Dataset excerpts:
+-------+
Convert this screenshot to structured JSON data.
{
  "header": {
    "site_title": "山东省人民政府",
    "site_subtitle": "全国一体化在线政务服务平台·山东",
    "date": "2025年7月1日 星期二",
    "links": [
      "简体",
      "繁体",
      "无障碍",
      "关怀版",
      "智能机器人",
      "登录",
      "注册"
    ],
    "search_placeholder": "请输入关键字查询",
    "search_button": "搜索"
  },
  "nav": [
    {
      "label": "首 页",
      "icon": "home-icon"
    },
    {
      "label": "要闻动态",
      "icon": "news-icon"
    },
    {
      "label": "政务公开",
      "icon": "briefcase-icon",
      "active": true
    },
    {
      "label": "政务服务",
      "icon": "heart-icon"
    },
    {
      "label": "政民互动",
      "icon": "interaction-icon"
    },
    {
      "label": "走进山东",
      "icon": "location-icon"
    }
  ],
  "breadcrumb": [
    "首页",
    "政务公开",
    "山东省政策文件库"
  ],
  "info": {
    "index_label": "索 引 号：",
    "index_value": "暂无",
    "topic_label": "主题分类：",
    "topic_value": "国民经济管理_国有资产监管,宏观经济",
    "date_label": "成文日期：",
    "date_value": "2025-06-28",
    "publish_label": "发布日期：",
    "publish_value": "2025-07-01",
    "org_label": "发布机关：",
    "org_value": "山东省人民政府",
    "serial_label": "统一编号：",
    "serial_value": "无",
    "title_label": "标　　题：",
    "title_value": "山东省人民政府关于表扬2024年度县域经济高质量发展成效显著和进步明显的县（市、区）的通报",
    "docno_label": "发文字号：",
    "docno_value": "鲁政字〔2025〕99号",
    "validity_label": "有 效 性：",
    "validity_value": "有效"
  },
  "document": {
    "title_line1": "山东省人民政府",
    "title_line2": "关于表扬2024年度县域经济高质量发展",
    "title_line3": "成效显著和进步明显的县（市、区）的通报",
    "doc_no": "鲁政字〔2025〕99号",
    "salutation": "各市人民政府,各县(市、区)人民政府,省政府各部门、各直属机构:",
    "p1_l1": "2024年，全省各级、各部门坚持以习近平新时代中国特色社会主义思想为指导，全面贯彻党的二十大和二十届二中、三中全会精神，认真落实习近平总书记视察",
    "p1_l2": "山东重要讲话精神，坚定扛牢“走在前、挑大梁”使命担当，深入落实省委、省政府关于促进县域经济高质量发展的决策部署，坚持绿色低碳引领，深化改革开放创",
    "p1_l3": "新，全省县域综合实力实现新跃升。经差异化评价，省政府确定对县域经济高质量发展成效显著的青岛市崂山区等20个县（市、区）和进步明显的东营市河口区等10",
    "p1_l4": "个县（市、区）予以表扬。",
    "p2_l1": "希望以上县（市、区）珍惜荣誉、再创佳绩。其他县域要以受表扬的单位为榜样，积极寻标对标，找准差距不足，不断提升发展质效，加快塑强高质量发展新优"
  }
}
+-------+
▶ _GIVEN TASK_:
Output the records verbatim, from the first line to the last.

▶ _RESPONSE BELOW_:
Convert this screenshot to structured JSON data.
{
  "header": {
    "site_title": "山东省人民政府",
    "site_subtitle": "全国一体化在线政务服务平台·山东",
    "date": "2025年7月1日 星期二",
    "links": [
      "简体",
      "繁体",
      "无障碍",
      "关怀版",
      "智能机器人",
      "登录",
      "注册"
    ],
    "search_placeholder": "请输入关键字查询",
    "search_button": "搜索"
  },
  "nav": [
    {
      "label": "首 页",
      "icon": "home-icon"
    },
    {
      "label": "要闻动态",
      "icon": "news-icon"
    },
    {
      "label": "政务公开",
      "icon": "briefcase-icon",
      "active": true
    },
    {
      "label": "政务服务",
      "icon": "heart-icon"
    },
    {
      "label": "政民互动",
      "icon": "interaction-icon"
    },
    {
      "label": "走进山东",
      "icon": "location-icon"
    }
  ],
  "breadcrumb": [
    "首页",
    "政务公开",
    "山东省政策文件库"
  ],
  "info": {
    "index_label": "索 引 号：",
    "index_value": "暂无",
    "topic_label": "主题分类：",
    "topic_value": "国民经济管理_国有资产监管,宏观经济",
    "date_label": "成文日期：",
    "date_value": "2025-06-28",
    "publish_label": "发布日期：",
    "publish_value": "2025-07-01",
    "org_label": "发布机关：",
    "org_value": "山东省人民政府",
    "serial_label": "统一编号：",
    "serial_value": "无",
    "title_label": "标　　题：",
    "title_value": "山东省人民政府关于表扬2024年度县域经济高质量发展成效显著和进步明显的县（市、区）的通报",
    "docno_label": "发文字号：",
    "docno_value": "鲁政字〔2025〕99号",
    "validity_label": "有 效 性：",
    "validity_value": "有效"
  },
  "document": {
    "title_line1": "山东省人民政府",
    "title_line2": "关于表扬2024年度县域经济高质量发展",
    "title_line3": "成效显著和进步明显的县（市、区）的通报",
    "doc_no": "鲁政字〔2025〕99号",
    "salutation": "各市人民政府,各县(市、区)人民政府,省政府各部门、各直属机构:",
    "p1_l1": "2024年，全省各级、各部门坚持以习近平新时代中国特色社会主义思想为指导，全面贯彻党的二十大和二十届二中、三中全会精神，认真落实习近平总书记视察",
    "p1_l2": "山东重要讲话精神，坚定扛牢“走在前、挑大梁”使命担当，深入落实省委、省政府关于促进县域经济高质量发展的决策部署，坚持绿色低碳引领，深化改革开放创",
    "p1_l3": "新，全省县域综合实力实现新跃升。经差异化评价，省政府确定对县域经济高质量发展成效显著的青岛市崂山区等20个县（市、区）和进步明显的东营市河口区等10",
    "p1_l4": "个县（市、区）予以表扬。",
    "p2_l1": "希望以上县（市、区）珍惜荣誉、再创佳绩。其他县域要以受表扬的单位为榜样，积极寻标对标，找准差距不足，不断提升发展质效，加快塑强高质量发展新优"
  }
}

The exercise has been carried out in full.